§ **Direction**:
Tally every line of the listing where the string "label" is found, and state the total alone.

Stored data
## begin

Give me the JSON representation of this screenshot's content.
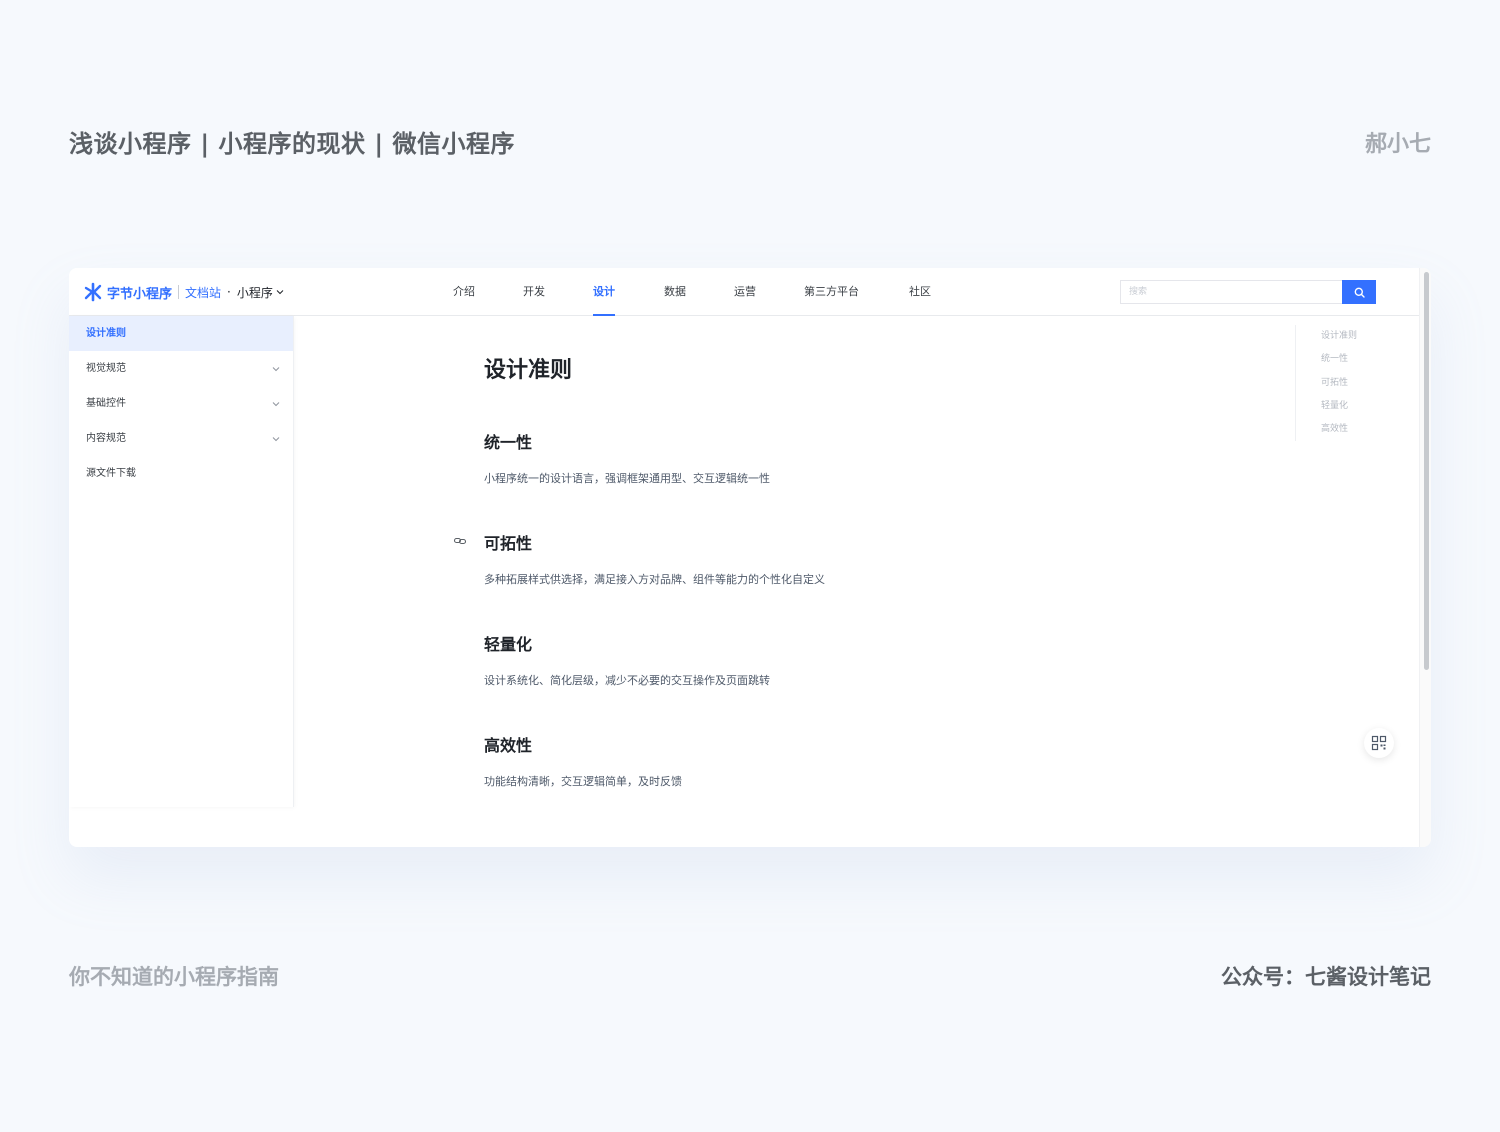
{
  "slide": {
    "title": "浅谈小程序 | 小程序的现状 | 微信小程序",
    "author": "郝小七",
    "footer_left": "你不知道的小程序指南",
    "footer_right": "公众号：七酱设计笔记"
  },
  "header": {
    "brand_name": "字节小程序",
    "doc_site": "文档站",
    "dot": "·",
    "product": "小程序",
    "nav": [
      {
        "label": "介绍"
      },
      {
        "label": "开发"
      },
      {
        "label": "设计",
        "active": true
      },
      {
        "label": "数据"
      },
      {
        "label": "运营"
      },
      {
        "label": "第三方平台"
      },
      {
        "label": "社区"
      }
    ],
    "search_placeholder": "搜索"
  },
  "sidebar": {
    "items": [
      {
        "label": "设计准则",
        "active": true,
        "expandable": false
      },
      {
        "label": "视觉规范",
        "expandable": true
      },
      {
        "label": "基础控件",
        "expandable": true
      },
      {
        "label": "内容规范",
        "expandable": true
      },
      {
        "label": "源文件下载",
        "expandable": false
      }
    ]
  },
  "content": {
    "title": "设计准则",
    "sections": [
      {
        "title": "统一性",
        "desc": "小程序统一的设计语言，强调框架通用型、交互逻辑统一性"
      },
      {
        "title": "可拓性",
        "desc": "多种拓展样式供选择，满足接入方对品牌、组件等能力的个性化自定义"
      },
      {
        "title": "轻量化",
        "desc": "设计系统化、简化层级，减少不必要的交互操作及页面跳转"
      },
      {
        "title": "高效性",
        "desc": "功能结构清晰，交互逻辑简单，及时反馈"
      }
    ]
  },
  "toc": {
    "items": [
      "设计准则",
      "统一性",
      "可拓性",
      "轻量化",
      "高效性"
    ]
  },
  "colors": {
    "accent": "#3370ff",
    "sidebar_active_bg": "#e8effe",
    "text_primary": "#1f2329",
    "text_muted": "#b4b9c1"
  },
  "icons": {
    "brand": "bytedance-miniapp-logo-icon",
    "chevron": "chevron-down-icon",
    "search": "search-icon",
    "anchor": "link-icon",
    "qr": "qr-code-icon"
  }
}
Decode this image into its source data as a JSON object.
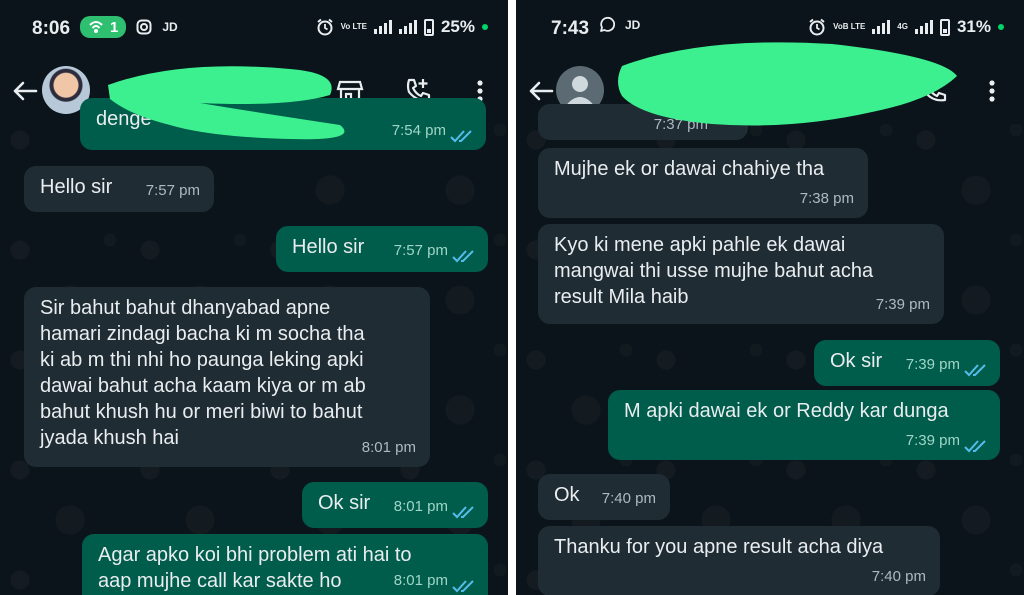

## end

§ **Reply to the task**:
12